AVAILABLE RECORDS →
════

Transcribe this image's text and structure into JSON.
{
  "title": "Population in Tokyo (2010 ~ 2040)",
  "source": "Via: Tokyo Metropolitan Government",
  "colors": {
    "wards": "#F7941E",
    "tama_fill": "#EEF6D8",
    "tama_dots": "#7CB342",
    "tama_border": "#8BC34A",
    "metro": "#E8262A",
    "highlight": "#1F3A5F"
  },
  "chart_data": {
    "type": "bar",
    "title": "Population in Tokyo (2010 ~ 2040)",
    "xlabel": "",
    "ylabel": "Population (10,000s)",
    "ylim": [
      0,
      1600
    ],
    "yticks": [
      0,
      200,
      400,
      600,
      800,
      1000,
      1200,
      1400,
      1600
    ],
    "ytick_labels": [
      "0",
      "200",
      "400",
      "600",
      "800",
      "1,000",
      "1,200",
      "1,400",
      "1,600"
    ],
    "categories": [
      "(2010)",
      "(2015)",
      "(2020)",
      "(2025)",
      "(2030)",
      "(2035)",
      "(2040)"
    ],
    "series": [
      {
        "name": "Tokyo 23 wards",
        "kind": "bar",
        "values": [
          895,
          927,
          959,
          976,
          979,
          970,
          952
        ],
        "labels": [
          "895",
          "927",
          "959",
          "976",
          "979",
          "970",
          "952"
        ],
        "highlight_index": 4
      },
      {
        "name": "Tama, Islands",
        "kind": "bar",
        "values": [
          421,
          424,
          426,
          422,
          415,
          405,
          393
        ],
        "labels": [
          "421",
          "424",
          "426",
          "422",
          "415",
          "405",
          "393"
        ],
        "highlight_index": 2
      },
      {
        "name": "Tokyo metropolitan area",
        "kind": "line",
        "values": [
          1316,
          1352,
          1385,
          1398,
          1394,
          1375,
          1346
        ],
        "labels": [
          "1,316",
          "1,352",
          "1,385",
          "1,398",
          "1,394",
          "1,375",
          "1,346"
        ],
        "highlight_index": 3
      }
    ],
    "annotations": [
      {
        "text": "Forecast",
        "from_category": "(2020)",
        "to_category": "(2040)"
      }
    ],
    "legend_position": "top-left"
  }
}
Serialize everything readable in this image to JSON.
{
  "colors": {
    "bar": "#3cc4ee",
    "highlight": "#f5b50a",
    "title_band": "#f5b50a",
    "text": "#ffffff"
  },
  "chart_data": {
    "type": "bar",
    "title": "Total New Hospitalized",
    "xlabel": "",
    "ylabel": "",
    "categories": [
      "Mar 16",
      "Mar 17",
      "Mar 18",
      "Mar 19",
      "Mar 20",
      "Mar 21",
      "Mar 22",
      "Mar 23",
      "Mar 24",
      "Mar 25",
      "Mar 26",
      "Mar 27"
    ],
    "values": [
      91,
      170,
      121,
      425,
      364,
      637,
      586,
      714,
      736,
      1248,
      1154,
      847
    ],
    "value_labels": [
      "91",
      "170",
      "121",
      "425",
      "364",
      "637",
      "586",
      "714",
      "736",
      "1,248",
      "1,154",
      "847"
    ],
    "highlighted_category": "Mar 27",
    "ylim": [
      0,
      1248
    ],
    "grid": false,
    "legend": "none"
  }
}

════

THE TASK → Extract the data in full. Keep it word for word.

PROBLEM SOLUTION →
Transcribe this image's text and structure into JSON.
{
  "title": "Population in Tokyo (2010 ~ 2040)",
  "source": "Via: Tokyo Metropolitan Government",
  "colors": {
    "wards": "#F7941E",
    "tama_fill": "#EEF6D8",
    "tama_dots": "#7CB342",
    "tama_border": "#8BC34A",
    "metro": "#E8262A",
    "highlight": "#1F3A5F"
  },
  "chart_data": {
    "type": "bar",
    "title": "Population in Tokyo (2010 ~ 2040)",
    "xlabel": "",
    "ylabel": "Population (10,000s)",
    "ylim": [
      0,
      1600
    ],
    "yticks": [
      0,
      200,
      400,
      600,
      800,
      1000,
      1200,
      1400,
      1600
    ],
    "ytick_labels": [
      "0",
      "200",
      "400",
      "600",
      "800",
      "1,000",
      "1,200",
      "1,400",
      "1,600"
    ],
    "categories": [
      "(2010)",
      "(2015)",
      "(2020)",
      "(2025)",
      "(2030)",
      "(2035)",
      "(2040)"
    ],
    "series": [
      {
        "name": "Tokyo 23 wards",
        "kind": "bar",
        "values": [
          895,
          927,
          959,
          976,
          979,
          970,
          952
        ],
        "labels": [
          "895",
          "927",
          "959",
          "976",
          "979",
          "970",
          "952"
        ],
        "highlight_index": 4
      },
      {
        "name": "Tama, Islands",
        "kind": "bar",
        "values": [
          421,
          424,
          426,
          422,
          415,
          405,
          393
        ],
        "labels": [
          "421",
          "424",
          "426",
          "422",
          "415",
          "405",
          "393"
        ],
        "highlight_index": 2
      },
      {
        "name": "Tokyo metropolitan area",
        "kind": "line",
        "values": [
          1316,
          1352,
          1385,
          1398,
          1394,
          1375,
          1346
        ],
        "labels": [
          "1,316",
          "1,352",
          "1,385",
          "1,398",
          "1,394",
          "1,375",
          "1,346"
        ],
        "highlight_index": 3
      }
    ],
    "annotations": [
      {
        "text": "Forecast",
        "from_category": "(2020)",
        "to_category": "(2040)"
      }
    ],
    "legend_position": "top-left"
  }
}
Serialize everything readable in this image to JSON.
{
  "colors": {
    "bar": "#3cc4ee",
    "highlight": "#f5b50a",
    "title_band": "#f5b50a",
    "text": "#ffffff"
  },
  "chart_data": {
    "type": "bar",
    "title": "Total New Hospitalized",
    "xlabel": "",
    "ylabel": "",
    "categories": [
      "Mar 16",
      "Mar 17",
      "Mar 18",
      "Mar 19",
      "Mar 20",
      "Mar 21",
      "Mar 22",
      "Mar 23",
      "Mar 24",
      "Mar 25",
      "Mar 26",
      "Mar 27"
    ],
    "values": [
      91,
      170,
      121,
      425,
      364,
      637,
      586,
      714,
      736,
      1248,
      1154,
      847
    ],
    "value_labels": [
      "91",
      "170",
      "121",
      "425",
      "364",
      "637",
      "586",
      "714",
      "736",
      "1,248",
      "1,154",
      "847"
    ],
    "highlighted_category": "Mar 27",
    "ylim": [
      0,
      1248
    ],
    "grid": false,
    "legend": "none"
  }
}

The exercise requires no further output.